# [Aim]
Output each entry exactly; skip nothing.

# [Given records]
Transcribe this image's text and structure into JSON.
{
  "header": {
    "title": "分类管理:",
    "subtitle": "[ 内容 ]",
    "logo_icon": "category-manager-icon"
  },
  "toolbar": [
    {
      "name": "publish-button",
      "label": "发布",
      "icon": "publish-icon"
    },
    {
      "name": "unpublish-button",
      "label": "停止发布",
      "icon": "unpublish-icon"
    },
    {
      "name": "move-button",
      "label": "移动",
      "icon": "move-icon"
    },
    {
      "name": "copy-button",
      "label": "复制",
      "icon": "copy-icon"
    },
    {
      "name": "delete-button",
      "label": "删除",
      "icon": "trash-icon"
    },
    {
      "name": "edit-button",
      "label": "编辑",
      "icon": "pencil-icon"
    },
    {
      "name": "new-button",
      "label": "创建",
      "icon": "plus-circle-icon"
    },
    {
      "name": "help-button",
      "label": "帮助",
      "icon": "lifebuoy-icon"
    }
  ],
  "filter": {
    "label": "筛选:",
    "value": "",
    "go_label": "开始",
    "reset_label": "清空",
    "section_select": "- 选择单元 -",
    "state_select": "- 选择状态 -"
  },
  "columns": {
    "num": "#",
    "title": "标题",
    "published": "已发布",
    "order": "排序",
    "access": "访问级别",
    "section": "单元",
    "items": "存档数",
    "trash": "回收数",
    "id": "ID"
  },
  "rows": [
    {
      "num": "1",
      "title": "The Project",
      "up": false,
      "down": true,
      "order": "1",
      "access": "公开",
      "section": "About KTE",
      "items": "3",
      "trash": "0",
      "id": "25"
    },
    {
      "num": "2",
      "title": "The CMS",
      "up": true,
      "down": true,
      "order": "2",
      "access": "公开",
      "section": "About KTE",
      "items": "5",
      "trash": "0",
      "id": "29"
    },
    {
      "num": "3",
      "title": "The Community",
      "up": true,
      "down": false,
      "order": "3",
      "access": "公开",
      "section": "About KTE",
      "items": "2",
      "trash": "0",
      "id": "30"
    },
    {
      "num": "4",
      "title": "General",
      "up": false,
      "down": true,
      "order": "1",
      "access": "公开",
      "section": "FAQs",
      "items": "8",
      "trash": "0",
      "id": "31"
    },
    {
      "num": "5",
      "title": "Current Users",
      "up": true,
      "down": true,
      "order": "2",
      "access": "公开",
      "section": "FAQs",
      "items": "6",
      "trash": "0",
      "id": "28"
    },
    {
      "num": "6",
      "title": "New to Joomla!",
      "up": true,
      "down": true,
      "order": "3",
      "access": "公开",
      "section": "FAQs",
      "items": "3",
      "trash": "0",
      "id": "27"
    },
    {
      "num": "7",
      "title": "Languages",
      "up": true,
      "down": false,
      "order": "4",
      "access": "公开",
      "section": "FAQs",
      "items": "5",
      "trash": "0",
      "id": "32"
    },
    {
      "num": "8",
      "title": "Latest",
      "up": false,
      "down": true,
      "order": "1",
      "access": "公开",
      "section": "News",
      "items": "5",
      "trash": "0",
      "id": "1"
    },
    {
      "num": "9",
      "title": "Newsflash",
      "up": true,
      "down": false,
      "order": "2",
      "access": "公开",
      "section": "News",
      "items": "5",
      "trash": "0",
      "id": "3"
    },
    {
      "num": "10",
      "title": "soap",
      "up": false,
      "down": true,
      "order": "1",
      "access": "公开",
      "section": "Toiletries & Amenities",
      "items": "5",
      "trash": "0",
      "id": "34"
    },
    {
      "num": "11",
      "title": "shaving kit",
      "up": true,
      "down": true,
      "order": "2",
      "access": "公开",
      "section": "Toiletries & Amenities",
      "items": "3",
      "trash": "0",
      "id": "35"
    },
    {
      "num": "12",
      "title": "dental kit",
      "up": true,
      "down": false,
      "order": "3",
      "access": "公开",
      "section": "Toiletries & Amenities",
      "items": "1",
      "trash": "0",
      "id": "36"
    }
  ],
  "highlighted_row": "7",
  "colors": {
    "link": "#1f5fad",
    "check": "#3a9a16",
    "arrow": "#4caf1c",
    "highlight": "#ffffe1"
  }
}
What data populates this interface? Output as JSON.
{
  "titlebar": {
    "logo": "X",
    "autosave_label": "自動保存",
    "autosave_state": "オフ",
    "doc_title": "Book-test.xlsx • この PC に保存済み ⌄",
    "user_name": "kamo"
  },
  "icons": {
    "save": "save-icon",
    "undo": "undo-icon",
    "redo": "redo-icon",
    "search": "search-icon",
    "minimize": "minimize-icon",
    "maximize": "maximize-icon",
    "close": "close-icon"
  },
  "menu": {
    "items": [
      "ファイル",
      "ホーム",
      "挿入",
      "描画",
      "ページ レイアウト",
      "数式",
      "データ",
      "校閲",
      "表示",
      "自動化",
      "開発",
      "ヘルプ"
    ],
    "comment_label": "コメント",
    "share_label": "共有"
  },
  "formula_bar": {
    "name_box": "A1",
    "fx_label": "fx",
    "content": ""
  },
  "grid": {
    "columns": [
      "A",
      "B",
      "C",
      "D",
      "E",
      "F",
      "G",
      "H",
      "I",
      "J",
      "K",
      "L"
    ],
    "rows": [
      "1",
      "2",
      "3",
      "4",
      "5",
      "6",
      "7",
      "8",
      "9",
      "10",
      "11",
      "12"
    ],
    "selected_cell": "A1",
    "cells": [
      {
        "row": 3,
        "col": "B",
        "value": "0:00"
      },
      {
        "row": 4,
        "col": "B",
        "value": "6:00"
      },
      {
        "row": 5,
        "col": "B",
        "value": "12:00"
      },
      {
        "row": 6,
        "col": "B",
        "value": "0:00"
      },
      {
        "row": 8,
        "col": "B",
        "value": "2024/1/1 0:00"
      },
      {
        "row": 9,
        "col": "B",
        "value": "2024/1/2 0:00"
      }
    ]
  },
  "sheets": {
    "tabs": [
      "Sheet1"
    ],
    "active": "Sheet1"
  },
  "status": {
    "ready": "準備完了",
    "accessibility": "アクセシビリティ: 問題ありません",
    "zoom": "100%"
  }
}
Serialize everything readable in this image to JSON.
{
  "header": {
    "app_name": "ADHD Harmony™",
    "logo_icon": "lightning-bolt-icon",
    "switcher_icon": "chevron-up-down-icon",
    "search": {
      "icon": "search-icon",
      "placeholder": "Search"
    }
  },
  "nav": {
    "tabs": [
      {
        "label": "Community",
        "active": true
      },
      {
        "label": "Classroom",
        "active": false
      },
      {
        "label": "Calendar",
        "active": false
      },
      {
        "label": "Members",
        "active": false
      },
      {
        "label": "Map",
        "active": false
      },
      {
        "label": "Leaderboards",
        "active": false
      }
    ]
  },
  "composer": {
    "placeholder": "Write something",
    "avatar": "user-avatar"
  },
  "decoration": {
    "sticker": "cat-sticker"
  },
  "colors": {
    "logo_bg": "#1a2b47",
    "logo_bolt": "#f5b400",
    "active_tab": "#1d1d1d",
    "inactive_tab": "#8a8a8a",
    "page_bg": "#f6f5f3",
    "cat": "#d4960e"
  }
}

# [Task answer]
Transcribe this image's text and structure into JSON.
{
  "header": {
    "title": "分类管理:",
    "subtitle": "[ 内容 ]",
    "logo_icon": "category-manager-icon"
  },
  "toolbar": [
    {
      "name": "publish-button",
      "label": "发布",
      "icon": "publish-icon"
    },
    {
      "name": "unpublish-button",
      "label": "停止发布",
      "icon": "unpublish-icon"
    },
    {
      "name": "move-button",
      "label": "移动",
      "icon": "move-icon"
    },
    {
      "name": "copy-button",
      "label": "复制",
      "icon": "copy-icon"
    },
    {
      "name": "delete-button",
      "label": "删除",
      "icon": "trash-icon"
    },
    {
      "name": "edit-button",
      "label": "编辑",
      "icon": "pencil-icon"
    },
    {
      "name": "new-button",
      "label": "创建",
      "icon": "plus-circle-icon"
    },
    {
      "name": "help-button",
      "label": "帮助",
      "icon": "lifebuoy-icon"
    }
  ],
  "filter": {
    "label": "筛选:",
    "value": "",
    "go_label": "开始",
    "reset_label": "清空",
    "section_select": "- 选择单元 -",
    "state_select": "- 选择状态 -"
  },
  "columns": {
    "num": "#",
    "title": "标题",
    "published": "已发布",
    "order": "排序",
    "access": "访问级别",
    "section": "单元",
    "items": "存档数",
    "trash": "回收数",
    "id": "ID"
  },
  "rows": [
    {
      "num": "1",
      "title": "The Project",
      "up": false,
      "down": true,
      "order": "1",
      "access": "公开",
      "section": "About KTE",
      "items": "3",
      "trash": "0",
      "id": "25"
    },
    {
      "num": "2",
      "title": "The CMS",
      "up": true,
      "down": true,
      "order": "2",
      "access": "公开",
      "section": "About KTE",
      "items": "5",
      "trash": "0",
      "id": "29"
    },
    {
      "num": "3",
      "title": "The Community",
      "up": true,
      "down": false,
      "order": "3",
      "access": "公开",
      "section": "About KTE",
      "items": "2",
      "trash": "0",
      "id": "30"
    },
    {
      "num": "4",
      "title": "General",
      "up": false,
      "down": true,
      "order": "1",
      "access": "公开",
      "section": "FAQs",
      "items": "8",
      "trash": "0",
      "id": "31"
    },
    {
      "num": "5",
      "title": "Current Users",
      "up": true,
      "down": true,
      "order": "2",
      "access": "公开",
      "section": "FAQs",
      "items": "6",
      "trash": "0",
      "id": "28"
    },
    {
      "num": "6",
      "title": "New to Joomla!",
      "up": true,
      "down": true,
      "order": "3",
      "access": "公开",
      "section": "FAQs",
      "items": "3",
      "trash": "0",
      "id": "27"
    },
    {
      "num": "7",
      "title": "Languages",
      "up": true,
      "down": false,
      "order": "4",
      "access": "公开",
      "section": "FAQs",
      "items": "5",
      "trash": "0",
      "id": "32"
    },
    {
      "num": "8",
      "title": "Latest",
      "up": false,
      "down": true,
      "order": "1",
      "access": "公开",
      "section": "News",
      "items": "5",
      "trash": "0",
      "id": "1"
    },
    {
      "num": "9",
      "title": "Newsflash",
      "up": true,
      "down": false,
      "order": "2",
      "access": "公开",
      "section": "News",
      "items": "5",
      "trash": "0",
      "id": "3"
    },
    {
      "num": "10",
      "title": "soap",
      "up": false,
      "down": true,
      "order": "1",
      "access": "公开",
      "section": "Toiletries & Amenities",
      "items": "5",
      "trash": "0",
      "id": "34"
    },
    {
      "num": "11",
      "title": "shaving kit",
      "up": true,
      "down": true,
      "order": "2",
      "access": "公开",
      "section": "Toiletries & Amenities",
      "items": "3",
      "trash": "0",
      "id": "35"
    },
    {
      "num": "12",
      "title": "dental kit",
      "up": true,
      "down": false,
      "order": "3",
      "access": "公开",
      "section": "Toiletries & Amenities",
      "items": "1",
      "trash": "0",
      "id": "36"
    }
  ],
  "highlighted_row": "7",
  "colors": {
    "link": "#1f5fad",
    "check": "#3a9a16",
    "arrow": "#4caf1c",
    "highlight": "#ffffe1"
  }
}
What data populates this interface? Output as JSON.
{
  "titlebar": {
    "logo": "X",
    "autosave_label": "自動保存",
    "autosave_state": "オフ",
    "doc_title": "Book-test.xlsx • この PC に保存済み ⌄",
    "user_name": "kamo"
  },
  "icons": {
    "save": "save-icon",
    "undo": "undo-icon",
    "redo": "redo-icon",
    "search": "search-icon",
    "minimize": "minimize-icon",
    "maximize": "maximize-icon",
    "close": "close-icon"
  },
  "menu": {
    "items": [
      "ファイル",
      "ホーム",
      "挿入",
      "描画",
      "ページ レイアウト",
      "数式",
      "データ",
      "校閲",
      "表示",
      "自動化",
      "開発",
      "ヘルプ"
    ],
    "comment_label": "コメント",
    "share_label": "共有"
  },
  "formula_bar": {
    "name_box": "A1",
    "fx_label": "fx",
    "content": ""
  },
  "grid": {
    "columns": [
      "A",
      "B",
      "C",
      "D",
      "E",
      "F",
      "G",
      "H",
      "I",
      "J",
      "K",
      "L"
    ],
    "rows": [
      "1",
      "2",
      "3",
      "4",
      "5",
      "6",
      "7",
      "8",
      "9",
      "10",
      "11",
      "12"
    ],
    "selected_cell": "A1",
    "cells": [
      {
        "row": 3,
        "col": "B",
        "value": "0:00"
      },
      {
        "row": 4,
        "col": "B",
        "value": "6:00"
      },
      {
        "row": 5,
        "col": "B",
        "value": "12:00"
      },
      {
        "row": 6,
        "col": "B",
        "value": "0:00"
      },
      {
        "row": 8,
        "col": "B",
        "value": "2024/1/1 0:00"
      },
      {
        "row": 9,
        "col": "B",
        "value": "2024/1/2 0:00"
      }
    ]
  },
  "sheets": {
    "tabs": [
      "Sheet1"
    ],
    "active": "Sheet1"
  },
  "status": {
    "ready": "準備完了",
    "accessibility": "アクセシビリティ: 問題ありません",
    "zoom": "100%"
  }
}
Serialize everything readable in this image to JSON.
{
  "header": {
    "app_name": "ADHD Harmony™",
    "logo_icon": "lightning-bolt-icon",
    "switcher_icon": "chevron-up-down-icon",
    "search": {
      "icon": "search-icon",
      "placeholder": "Search"
    }
  },
  "nav": {
    "tabs": [
      {
        "label": "Community",
        "active": true
      },
      {
        "label": "Classroom",
        "active": false
      },
      {
        "label": "Calendar",
        "active": false
      },
      {
        "label": "Members",
        "active": false
      },
      {
        "label": "Map",
        "active": false
      },
      {
        "label": "Leaderboards",
        "active": false
      }
    ]
  },
  "composer": {
    "placeholder": "Write something",
    "avatar": "user-avatar"
  },
  "decoration": {
    "sticker": "cat-sticker"
  },
  "colors": {
    "logo_bg": "#1a2b47",
    "logo_bolt": "#f5b400",
    "active_tab": "#1d1d1d",
    "inactive_tab": "#8a8a8a",
    "page_bg": "#f6f5f3",
    "cat": "#d4960e"
  }
}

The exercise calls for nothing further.